WHAT IS BEING ASKED: Every entry must be copied word for word.
----------
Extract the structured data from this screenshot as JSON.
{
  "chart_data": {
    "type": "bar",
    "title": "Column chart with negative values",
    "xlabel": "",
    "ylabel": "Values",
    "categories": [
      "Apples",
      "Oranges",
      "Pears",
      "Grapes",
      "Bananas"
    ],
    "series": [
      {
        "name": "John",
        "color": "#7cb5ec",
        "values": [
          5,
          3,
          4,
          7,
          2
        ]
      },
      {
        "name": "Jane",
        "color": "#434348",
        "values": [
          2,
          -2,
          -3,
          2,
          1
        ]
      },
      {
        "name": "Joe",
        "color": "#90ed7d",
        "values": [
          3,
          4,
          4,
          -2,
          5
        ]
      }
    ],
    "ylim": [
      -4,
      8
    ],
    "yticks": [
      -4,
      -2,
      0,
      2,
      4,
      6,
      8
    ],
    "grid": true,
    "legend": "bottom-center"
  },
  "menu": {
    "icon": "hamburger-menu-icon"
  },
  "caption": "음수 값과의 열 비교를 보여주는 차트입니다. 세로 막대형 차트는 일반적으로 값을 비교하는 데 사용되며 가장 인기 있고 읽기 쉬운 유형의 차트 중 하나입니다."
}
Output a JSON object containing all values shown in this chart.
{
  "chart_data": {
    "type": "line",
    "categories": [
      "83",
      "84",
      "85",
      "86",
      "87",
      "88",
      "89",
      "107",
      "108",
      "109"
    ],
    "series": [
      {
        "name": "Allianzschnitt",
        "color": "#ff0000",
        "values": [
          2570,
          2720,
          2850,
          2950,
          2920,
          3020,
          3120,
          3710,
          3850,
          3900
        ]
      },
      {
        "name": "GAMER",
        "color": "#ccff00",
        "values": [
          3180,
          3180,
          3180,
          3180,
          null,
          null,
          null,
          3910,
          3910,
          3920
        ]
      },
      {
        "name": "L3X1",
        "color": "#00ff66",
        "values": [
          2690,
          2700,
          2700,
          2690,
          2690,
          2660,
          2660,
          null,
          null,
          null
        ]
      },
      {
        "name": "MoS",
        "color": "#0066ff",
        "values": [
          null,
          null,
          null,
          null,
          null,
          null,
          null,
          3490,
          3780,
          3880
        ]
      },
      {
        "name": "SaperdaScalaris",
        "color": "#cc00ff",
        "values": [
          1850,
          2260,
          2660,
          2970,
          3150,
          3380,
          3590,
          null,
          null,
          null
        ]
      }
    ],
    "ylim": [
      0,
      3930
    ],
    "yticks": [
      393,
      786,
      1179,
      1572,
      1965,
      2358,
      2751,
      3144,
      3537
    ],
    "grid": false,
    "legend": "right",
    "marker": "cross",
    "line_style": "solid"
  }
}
----------
FINAL RESULT:
Extract the structured data from this screenshot as JSON.
{
  "chart_data": {
    "type": "bar",
    "title": "Column chart with negative values",
    "xlabel": "",
    "ylabel": "Values",
    "categories": [
      "Apples",
      "Oranges",
      "Pears",
      "Grapes",
      "Bananas"
    ],
    "series": [
      {
        "name": "John",
        "color": "#7cb5ec",
        "values": [
          5,
          3,
          4,
          7,
          2
        ]
      },
      {
        "name": "Jane",
        "color": "#434348",
        "values": [
          2,
          -2,
          -3,
          2,
          1
        ]
      },
      {
        "name": "Joe",
        "color": "#90ed7d",
        "values": [
          3,
          4,
          4,
          -2,
          5
        ]
      }
    ],
    "ylim": [
      -4,
      8
    ],
    "yticks": [
      -4,
      -2,
      0,
      2,
      4,
      6,
      8
    ],
    "grid": true,
    "legend": "bottom-center"
  },
  "menu": {
    "icon": "hamburger-menu-icon"
  },
  "caption": "음수 값과의 열 비교를 보여주는 차트입니다. 세로 막대형 차트는 일반적으로 값을 비교하는 데 사용되며 가장 인기 있고 읽기 쉬운 유형의 차트 중 하나입니다."
}
Output a JSON object containing all values shown in this chart.
{
  "chart_data": {
    "type": "line",
    "categories": [
      "83",
      "84",
      "85",
      "86",
      "87",
      "88",
      "89",
      "107",
      "108",
      "109"
    ],
    "series": [
      {
        "name": "Allianzschnitt",
        "color": "#ff0000",
        "values": [
          2570,
          2720,
          2850,
          2950,
          2920,
          3020,
          3120,
          3710,
          3850,
          3900
        ]
      },
      {
        "name": "GAMER",
        "color": "#ccff00",
        "values": [
          3180,
          3180,
          3180,
          3180,
          null,
          null,
          null,
          3910,
          3910,
          3920
        ]
      },
      {
        "name": "L3X1",
        "color": "#00ff66",
        "values": [
          2690,
          2700,
          2700,
          2690,
          2690,
          2660,
          2660,
          null,
          null,
          null
        ]
      },
      {
        "name": "MoS",
        "color": "#0066ff",
        "values": [
          null,
          null,
          null,
          null,
          null,
          null,
          null,
          3490,
          3780,
          3880
        ]
      },
      {
        "name": "SaperdaScalaris",
        "color": "#cc00ff",
        "values": [
          1850,
          2260,
          2660,
          2970,
          3150,
          3380,
          3590,
          null,
          null,
          null
        ]
      }
    ],
    "ylim": [
      0,
      3930
    ],
    "yticks": [
      393,
      786,
      1179,
      1572,
      1965,
      2358,
      2751,
      3144,
      3537
    ],
    "grid": false,
    "legend": "right",
    "marker": "cross",
    "line_style": "solid"
  }
}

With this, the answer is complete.